§ WORK INSTRUCTION: Among the lines below, tally those that hold "magnesium". Return the number and nothing more.

Dataset records:
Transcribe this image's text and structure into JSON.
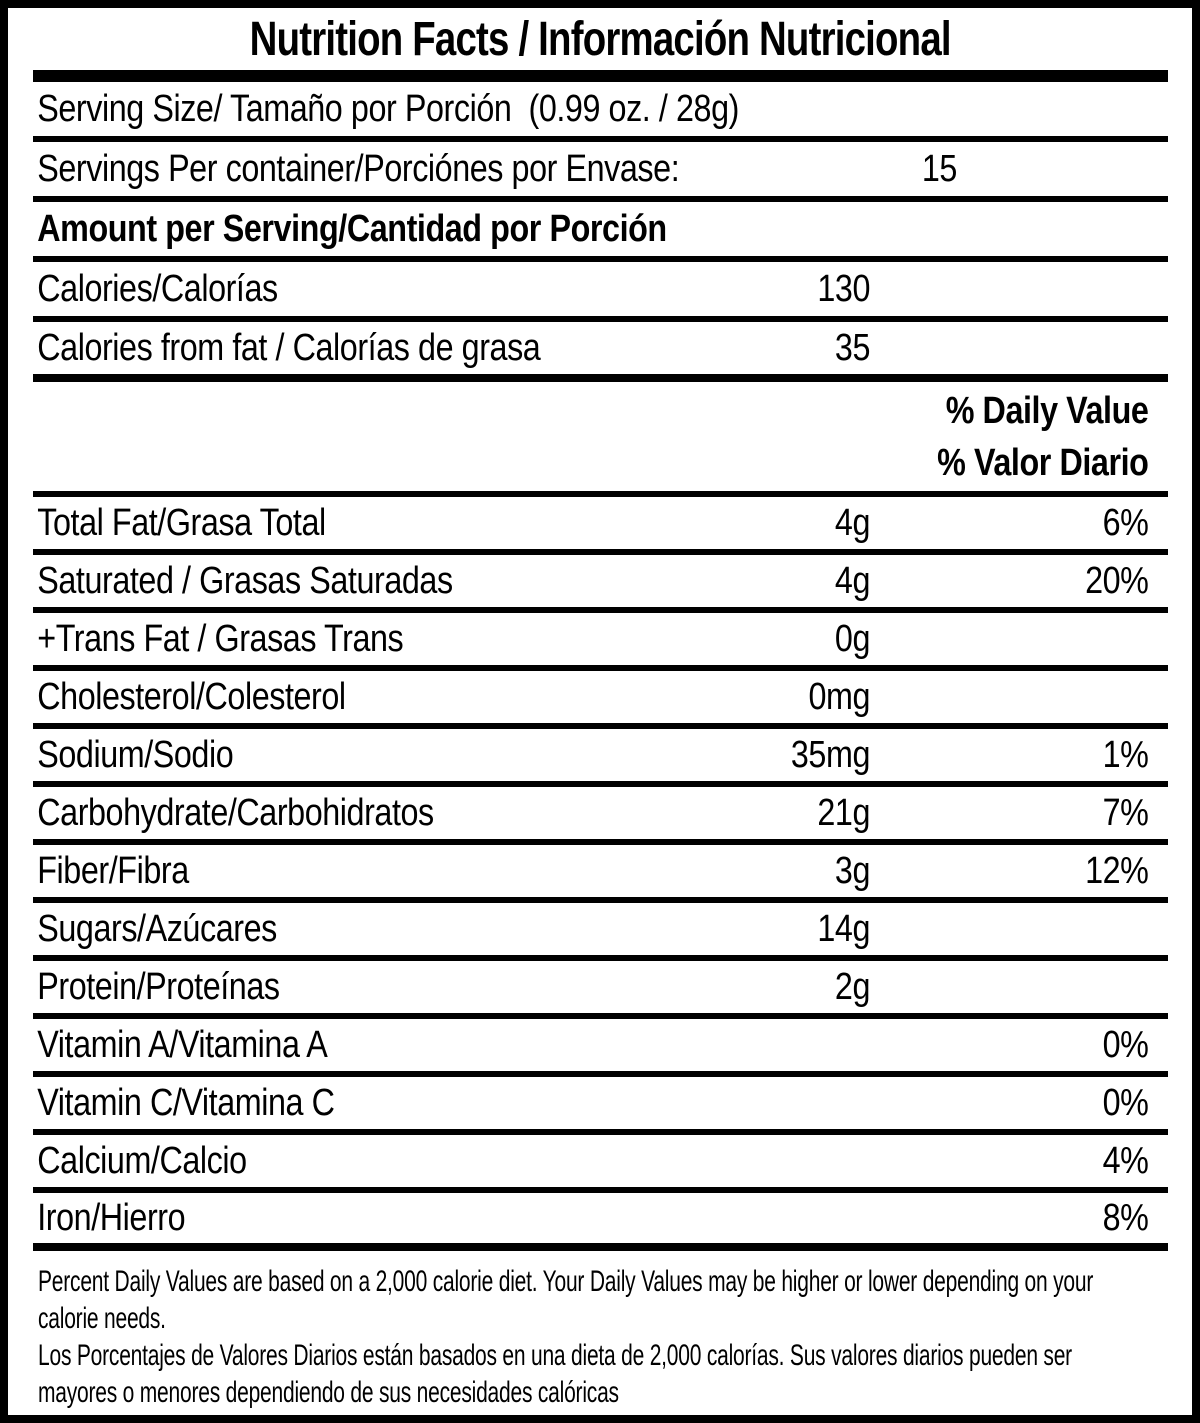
{
  "title": "Nutrition Facts / Información Nutricional",
  "colors": {
    "ink": "#000000",
    "paper": "#ffffff"
  },
  "table": {
    "rows": [
      {
        "label": "Serving Size/ Tamaño por Porción  (0.99 oz. / 28g)",
        "amount": "",
        "dv": ""
      },
      {
        "label": "Servings Per container/Porciónes por Envase:",
        "amount": "15",
        "dv": ""
      },
      {
        "label": "Amount per Serving/Cantidad por Porción",
        "amount": "",
        "dv": ""
      },
      {
        "label": "Calories/Calorías",
        "amount": "130",
        "dv": ""
      },
      {
        "label": "Calories from fat / Calorías de grasa",
        "amount": "35",
        "dv": ""
      },
      {
        "label": "Total Fat/Grasa Total",
        "amount": "4g",
        "dv": "6%"
      },
      {
        "label": "Saturated / Grasas Saturadas",
        "amount": "4g",
        "dv": "20%"
      },
      {
        "label": "+Trans Fat / Grasas Trans",
        "amount": "0g",
        "dv": ""
      },
      {
        "label": "Cholesterol/Colesterol",
        "amount": "0mg",
        "dv": ""
      },
      {
        "label": "Sodium/Sodio",
        "amount": "35mg",
        "dv": "1%"
      },
      {
        "label": "Carbohydrate/Carbohidratos",
        "amount": "21g",
        "dv": "7%"
      },
      {
        "label": "Fiber/Fibra",
        "amount": "3g",
        "dv": "12%"
      },
      {
        "label": "Sugars/Azúcares",
        "amount": "14g",
        "dv": ""
      },
      {
        "label": "Protein/Proteínas",
        "amount": "2g",
        "dv": ""
      },
      {
        "label": "Vitamin A/Vitamina A",
        "amount": "",
        "dv": "0%"
      },
      {
        "label": "Vitamin C/Vitamina C",
        "amount": "",
        "dv": "0%"
      },
      {
        "label": "Calcium/Calcio",
        "amount": "",
        "dv": "4%"
      },
      {
        "label": "Iron/Hierro",
        "amount": "",
        "dv": "8%"
      }
    ],
    "dv_header": {
      "line1": "% Daily Value",
      "line2": "% Valor Diario"
    }
  },
  "footer": {
    "lines": [
      "Percent Daily Values are based on a 2,000 calorie diet. Your Daily Values may be higher or lower depending on your",
      "calorie needs.",
      "Los Porcentajes de Valores Diarios están basados en una dieta de 2,000 calorías. Sus valores diarios pueden ser",
      "mayores o menores dependiendo de sus necesidades calóricas"
    ]
  }
}
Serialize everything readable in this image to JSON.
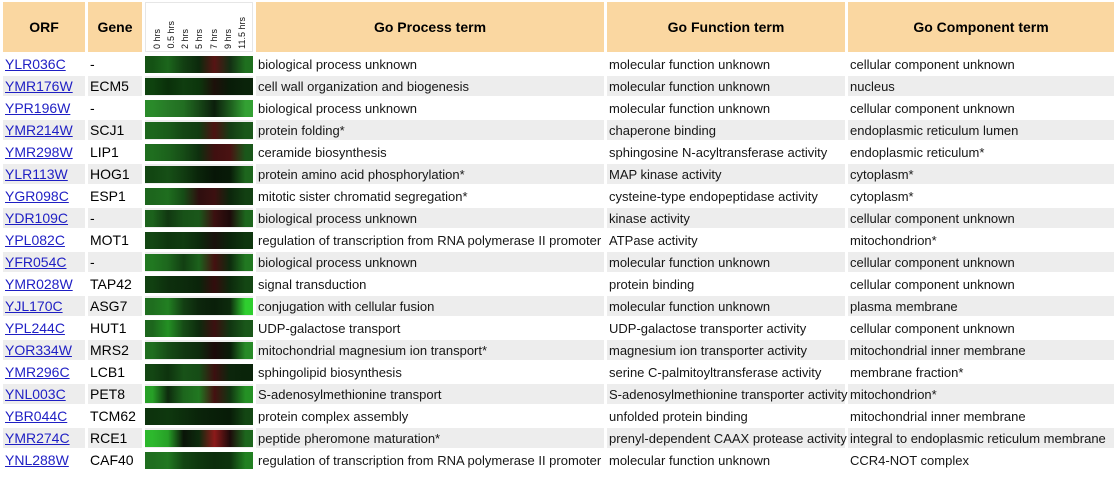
{
  "header": {
    "orf": "ORF",
    "gene": "Gene",
    "time_labels": [
      "0 hrs",
      "0.5 hrs",
      "2 hrs",
      "5 hrs",
      "7 hrs",
      "9 hrs",
      "11.5 hrs"
    ],
    "process": "Go Process term",
    "function": "Go Function term",
    "component": "Go Component term"
  },
  "colors": {
    "header_bg": "#fad7a1",
    "row_alt_bg": "#ededed",
    "link_blue": "#1f1fc4",
    "heatmap_green": "#1d661d",
    "heatmap_red": "#5c1515"
  },
  "rows": [
    {
      "orf": "YLR036C",
      "gene": "-",
      "heatmap": [
        "#145214",
        "#1c661c",
        "#123f12",
        "#0c290c",
        "#571414",
        "#132f13",
        "#1f701f"
      ],
      "process": "biological process unknown",
      "function": "molecular function unknown",
      "component": "cellular component unknown"
    },
    {
      "orf": "YMR176W",
      "gene": "ECM5",
      "heatmap": [
        "#0e420e",
        "#0a300a",
        "#0f3d0f",
        "#0c360c",
        "#1d100a",
        "#081c08",
        "#0a230a"
      ],
      "process": "cell wall organization and biogenesis",
      "function": "molecular function unknown",
      "component": "nucleus"
    },
    {
      "orf": "YPR196W",
      "gene": "-",
      "heatmap": [
        "#2a8a2a",
        "#277a27",
        "#226e22",
        "#174817",
        "#0c1f0c",
        "#1d5c1d",
        "#33a033"
      ],
      "process": "biological process unknown",
      "function": "molecular function unknown",
      "component": "cellular component unknown"
    },
    {
      "orf": "YMR214W",
      "gene": "SCJ1",
      "heatmap": [
        "#1c661c",
        "#1a5c1a",
        "#144614",
        "#113c11",
        "#4d1212",
        "#143c14",
        "#1a571a"
      ],
      "process": "protein folding*",
      "function": "chaperone binding",
      "component": "endoplasmic reticulum lumen"
    },
    {
      "orf": "YMR298W",
      "gene": "LIP1",
      "heatmap": [
        "#1f6e1f",
        "#1c621c",
        "#164c16",
        "#0e2f0e",
        "#401010",
        "#4a1212",
        "#1a571a"
      ],
      "process": "ceramide biosynthesis",
      "function": "sphingosine N-acyltransferase activity",
      "component": "endoplasmic reticulum*"
    },
    {
      "orf": "YLR113W",
      "gene": "HOG1",
      "heatmap": [
        "#124612",
        "#164f16",
        "#113c11",
        "#0a240a",
        "#071607",
        "#081b08",
        "#1d661d"
      ],
      "process": "protein amino acid phosphorylation*",
      "function": "MAP kinase activity",
      "component": "cytoplasm*"
    },
    {
      "orf": "YGR098C",
      "gene": "ESP1",
      "heatmap": [
        "#1d661d",
        "#1f6e1f",
        "#164c16",
        "#2e0f0f",
        "#3c1010",
        "#0c260c",
        "#124012"
      ],
      "process": "mitotic sister chromatid segregation*",
      "function": "cysteine-type endopeptidase activity",
      "component": "cytoplasm*"
    },
    {
      "orf": "YDR109C",
      "gene": "-",
      "heatmap": [
        "#1c621c",
        "#113811",
        "#185218",
        "#1a571a",
        "#3c1010",
        "#1d0a0a",
        "#1d661d"
      ],
      "process": "biological process unknown",
      "function": "kinase activity",
      "component": "cellular component unknown"
    },
    {
      "orf": "YPL082C",
      "gene": "MOT1",
      "heatmap": [
        "#134613",
        "#0e360e",
        "#113c11",
        "#0c2b0c",
        "#1a120d",
        "#0a240a",
        "#0e360e"
      ],
      "process": "regulation of transcription from RNA polymerase II promoter",
      "function": "ATPase activity",
      "component": "mitochondrion*"
    },
    {
      "orf": "YFR054C",
      "gene": "-",
      "heatmap": [
        "#217821",
        "#1d661d",
        "#123f12",
        "#1c621c",
        "#451111",
        "#0d2b0d",
        "#217821"
      ],
      "process": "biological process unknown",
      "function": "molecular function unknown",
      "component": "cellular component unknown"
    },
    {
      "orf": "YMR028W",
      "gene": "TAP42",
      "heatmap": [
        "#114011",
        "#0d2f0d",
        "#0c2b0c",
        "#0a240a",
        "#330d0d",
        "#0c290c",
        "#134613"
      ],
      "process": "signal transduction",
      "function": "protein binding",
      "component": "cellular component unknown"
    },
    {
      "orf": "YJL170C",
      "gene": "ASG7",
      "heatmap": [
        "#1f6e1f",
        "#228022",
        "#133f13",
        "#0c260c",
        "#0a1f0a",
        "#0d2b0d",
        "#2fce2f"
      ],
      "process": "conjugation with cellular fusion",
      "function": "molecular function unknown",
      "component": "plasma membrane"
    },
    {
      "orf": "YPL244C",
      "gene": "HUT1",
      "heatmap": [
        "#1d661d",
        "#249024",
        "#164c16",
        "#0d2b0d",
        "#3c1010",
        "#113511",
        "#1a571a"
      ],
      "process": "UDP-galactose transport",
      "function": "UDP-galactose transporter activity",
      "component": "cellular component unknown"
    },
    {
      "orf": "YOR334W",
      "gene": "MRS2",
      "heatmap": [
        "#1f6e1f",
        "#164c16",
        "#113811",
        "#0d2b0d",
        "#1c0a0a",
        "#081c08",
        "#278a27"
      ],
      "process": "mitochondrial magnesium ion transport*",
      "function": "magnesium ion transporter activity",
      "component": "mitochondrial inner membrane"
    },
    {
      "orf": "YMR296C",
      "gene": "LCB1",
      "heatmap": [
        "#134613",
        "#0e330e",
        "#185218",
        "#164c16",
        "#3c1010",
        "#0c260c",
        "#0a240a"
      ],
      "process": "sphingolipid biosynthesis",
      "function": "serine C-palmitoyltransferase activity",
      "component": "membrane fraction*"
    },
    {
      "orf": "YNL003C",
      "gene": "PET8",
      "heatmap": [
        "#27a027",
        "#0d2b0d",
        "#1d661d",
        "#217821",
        "#451111",
        "#113511",
        "#249024"
      ],
      "process": "S-adenosylmethionine transport",
      "function": "S-adenosylmethionine transporter activity",
      "component": "mitochondrion*"
    },
    {
      "orf": "YBR044C",
      "gene": "TCM62",
      "heatmap": [
        "#0d330d",
        "#0e380e",
        "#0c2e0c",
        "#0a240a",
        "#091f09",
        "#081c08",
        "#134613"
      ],
      "process": "protein complex assembly",
      "function": "unfolded protein binding",
      "component": "mitochondrial inner membrane"
    },
    {
      "orf": "YMR274C",
      "gene": "RCE1",
      "heatmap": [
        "#2db82d",
        "#27a027",
        "#0a1408",
        "#0d2b0d",
        "#8c1a1a",
        "#1d0a0a",
        "#1d661d"
      ],
      "process": "peptide pheromone maturation*",
      "function": "prenyl-dependent CAAX protease activity",
      "component": "integral to endoplasmic reticulum membrane"
    },
    {
      "orf": "YNL288W",
      "gene": "CAF40",
      "heatmap": [
        "#1f6e1f",
        "#217821",
        "#134613",
        "#0e380e",
        "#0c2e0c",
        "#0d330d",
        "#228022"
      ],
      "process": "regulation of transcription from RNA polymerase II promoter",
      "function": "molecular function unknown",
      "component": "CCR4-NOT complex"
    }
  ]
}
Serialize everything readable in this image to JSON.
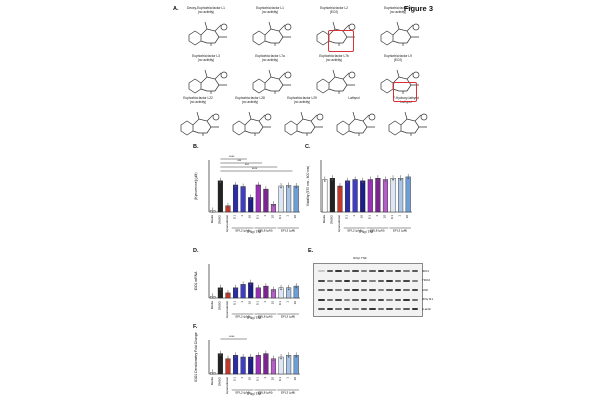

§ ANSWER BOX: 2